Task details
Comb through the entries for "county" and pull out each line that holds it.

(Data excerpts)
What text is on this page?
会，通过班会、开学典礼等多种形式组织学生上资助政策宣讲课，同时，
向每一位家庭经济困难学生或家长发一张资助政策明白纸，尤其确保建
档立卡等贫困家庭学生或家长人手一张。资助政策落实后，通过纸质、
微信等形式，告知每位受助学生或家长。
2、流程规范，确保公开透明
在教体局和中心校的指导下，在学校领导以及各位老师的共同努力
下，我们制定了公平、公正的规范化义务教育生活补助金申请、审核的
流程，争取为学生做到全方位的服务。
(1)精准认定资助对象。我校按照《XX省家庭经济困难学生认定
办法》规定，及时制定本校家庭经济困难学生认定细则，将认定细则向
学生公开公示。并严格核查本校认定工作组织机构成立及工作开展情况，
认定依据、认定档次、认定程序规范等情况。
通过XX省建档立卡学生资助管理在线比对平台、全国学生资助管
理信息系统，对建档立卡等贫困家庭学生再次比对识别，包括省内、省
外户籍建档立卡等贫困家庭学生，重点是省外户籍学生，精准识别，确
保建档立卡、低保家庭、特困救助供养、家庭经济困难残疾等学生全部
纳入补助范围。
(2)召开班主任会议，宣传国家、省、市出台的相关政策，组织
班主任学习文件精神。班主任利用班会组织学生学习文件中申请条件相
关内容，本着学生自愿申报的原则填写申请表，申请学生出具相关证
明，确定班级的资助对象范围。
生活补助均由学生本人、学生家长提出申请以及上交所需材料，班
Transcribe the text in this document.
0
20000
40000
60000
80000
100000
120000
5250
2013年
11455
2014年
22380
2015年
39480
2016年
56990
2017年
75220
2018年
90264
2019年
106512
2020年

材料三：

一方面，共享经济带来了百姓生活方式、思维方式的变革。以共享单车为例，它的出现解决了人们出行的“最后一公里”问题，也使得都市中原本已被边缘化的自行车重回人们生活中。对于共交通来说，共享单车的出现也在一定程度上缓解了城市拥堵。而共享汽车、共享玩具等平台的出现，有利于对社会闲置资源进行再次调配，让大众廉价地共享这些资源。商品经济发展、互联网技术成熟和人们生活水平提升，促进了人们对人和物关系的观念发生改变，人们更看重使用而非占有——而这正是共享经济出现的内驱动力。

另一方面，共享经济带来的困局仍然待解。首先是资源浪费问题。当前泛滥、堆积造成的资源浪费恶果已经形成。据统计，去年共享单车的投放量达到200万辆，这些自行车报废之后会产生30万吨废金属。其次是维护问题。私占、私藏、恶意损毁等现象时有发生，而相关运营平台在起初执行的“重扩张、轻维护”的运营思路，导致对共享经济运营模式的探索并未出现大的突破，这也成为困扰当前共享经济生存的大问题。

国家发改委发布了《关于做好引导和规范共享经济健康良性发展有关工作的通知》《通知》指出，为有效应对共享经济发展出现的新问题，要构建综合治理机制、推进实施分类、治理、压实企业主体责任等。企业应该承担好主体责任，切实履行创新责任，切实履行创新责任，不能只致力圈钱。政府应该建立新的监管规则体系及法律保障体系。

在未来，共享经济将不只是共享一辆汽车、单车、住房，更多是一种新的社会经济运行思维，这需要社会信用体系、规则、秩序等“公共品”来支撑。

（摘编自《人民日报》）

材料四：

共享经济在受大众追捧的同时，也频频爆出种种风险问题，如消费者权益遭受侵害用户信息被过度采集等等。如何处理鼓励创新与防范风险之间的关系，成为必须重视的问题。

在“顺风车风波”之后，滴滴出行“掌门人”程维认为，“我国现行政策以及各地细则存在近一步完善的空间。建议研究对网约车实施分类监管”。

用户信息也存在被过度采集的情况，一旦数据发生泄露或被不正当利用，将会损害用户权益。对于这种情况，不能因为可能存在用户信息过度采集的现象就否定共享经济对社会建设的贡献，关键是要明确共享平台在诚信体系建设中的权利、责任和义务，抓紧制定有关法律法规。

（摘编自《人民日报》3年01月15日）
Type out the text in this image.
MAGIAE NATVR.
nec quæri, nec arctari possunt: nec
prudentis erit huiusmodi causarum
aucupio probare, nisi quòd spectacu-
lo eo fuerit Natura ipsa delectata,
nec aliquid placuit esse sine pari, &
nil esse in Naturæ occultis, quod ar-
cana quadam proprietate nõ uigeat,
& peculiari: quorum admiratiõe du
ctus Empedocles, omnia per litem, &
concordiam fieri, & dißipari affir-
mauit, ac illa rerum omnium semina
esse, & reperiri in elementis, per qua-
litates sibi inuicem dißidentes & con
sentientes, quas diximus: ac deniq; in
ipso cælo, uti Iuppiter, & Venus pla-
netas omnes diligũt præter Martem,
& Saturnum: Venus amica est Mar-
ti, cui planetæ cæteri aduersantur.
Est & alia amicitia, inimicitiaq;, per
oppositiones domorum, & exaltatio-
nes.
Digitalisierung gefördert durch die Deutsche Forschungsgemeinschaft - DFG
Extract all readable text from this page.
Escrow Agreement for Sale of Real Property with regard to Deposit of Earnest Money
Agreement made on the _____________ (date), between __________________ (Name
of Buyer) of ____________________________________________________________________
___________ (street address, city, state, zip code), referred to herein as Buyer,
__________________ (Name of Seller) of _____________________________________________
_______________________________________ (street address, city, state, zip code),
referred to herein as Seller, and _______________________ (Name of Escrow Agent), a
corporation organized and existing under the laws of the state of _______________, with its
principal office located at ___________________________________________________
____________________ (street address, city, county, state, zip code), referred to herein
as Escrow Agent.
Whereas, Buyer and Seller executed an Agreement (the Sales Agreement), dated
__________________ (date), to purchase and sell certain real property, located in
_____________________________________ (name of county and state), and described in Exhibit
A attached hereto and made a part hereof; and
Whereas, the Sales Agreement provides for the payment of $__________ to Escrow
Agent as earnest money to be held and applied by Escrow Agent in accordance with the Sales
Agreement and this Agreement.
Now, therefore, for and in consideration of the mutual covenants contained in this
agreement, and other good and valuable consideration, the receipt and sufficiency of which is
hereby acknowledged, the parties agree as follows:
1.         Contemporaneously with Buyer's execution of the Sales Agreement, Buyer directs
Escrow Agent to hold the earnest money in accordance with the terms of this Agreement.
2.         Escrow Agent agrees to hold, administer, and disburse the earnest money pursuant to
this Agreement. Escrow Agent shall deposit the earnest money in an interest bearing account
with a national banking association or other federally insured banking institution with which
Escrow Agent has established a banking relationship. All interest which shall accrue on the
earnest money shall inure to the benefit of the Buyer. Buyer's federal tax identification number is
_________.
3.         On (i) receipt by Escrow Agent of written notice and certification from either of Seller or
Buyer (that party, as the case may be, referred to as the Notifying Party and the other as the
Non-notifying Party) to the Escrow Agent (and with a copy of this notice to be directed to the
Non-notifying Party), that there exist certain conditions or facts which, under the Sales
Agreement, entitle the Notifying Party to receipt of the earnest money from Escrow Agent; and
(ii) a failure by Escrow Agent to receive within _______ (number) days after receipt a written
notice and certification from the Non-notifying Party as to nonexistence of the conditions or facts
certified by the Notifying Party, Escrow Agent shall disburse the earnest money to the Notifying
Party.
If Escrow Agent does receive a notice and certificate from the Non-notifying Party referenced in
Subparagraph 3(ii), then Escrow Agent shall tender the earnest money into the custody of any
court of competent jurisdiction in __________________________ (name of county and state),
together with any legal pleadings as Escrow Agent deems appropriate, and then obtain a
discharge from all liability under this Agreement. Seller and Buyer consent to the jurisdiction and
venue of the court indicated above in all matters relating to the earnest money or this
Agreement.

Task result
____________________ (street address, city, county, state, zip code), referred to herein
_____________________________________ (name of county and state), and described in Exhibit
court of competent jurisdiction in __________________________ (name of county and state),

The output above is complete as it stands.